• Task data:
++++++
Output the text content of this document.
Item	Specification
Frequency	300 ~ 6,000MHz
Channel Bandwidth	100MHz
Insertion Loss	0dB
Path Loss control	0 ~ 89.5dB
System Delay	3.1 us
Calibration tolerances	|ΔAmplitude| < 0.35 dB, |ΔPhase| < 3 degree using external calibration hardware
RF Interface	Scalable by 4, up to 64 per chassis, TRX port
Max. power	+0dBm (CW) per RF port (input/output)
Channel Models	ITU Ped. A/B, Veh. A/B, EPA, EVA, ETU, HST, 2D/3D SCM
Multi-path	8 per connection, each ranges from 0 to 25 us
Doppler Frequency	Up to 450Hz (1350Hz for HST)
++++++
• To do:
Copy each record from above without leaving any out.

• Task response:
Output the text content of this document.
Item	Specification
Frequency	300 ~ 6,000MHz
Channel Bandwidth	100MHz
Insertion Loss	0dB
Path Loss control	0 ~ 89.5dB
System Delay	3.1 us
Calibration tolerances	|ΔAmplitude| < 0.35 dB, |ΔPhase| < 3 degree using external calibration hardware
RF Interface	Scalable by 4, up to 64 per chassis, TRX port
Max. power	+0dBm (CW) per RF port (input/output)
Channel Models	ITU Ped. A/B, Veh. A/B, EPA, EVA, ETU, HST, 2D/3D SCM
Multi-path	8 per connection, each ranges from 0 to 25 us
Doppler Frequency	Up to 450Hz (1350Hz for HST)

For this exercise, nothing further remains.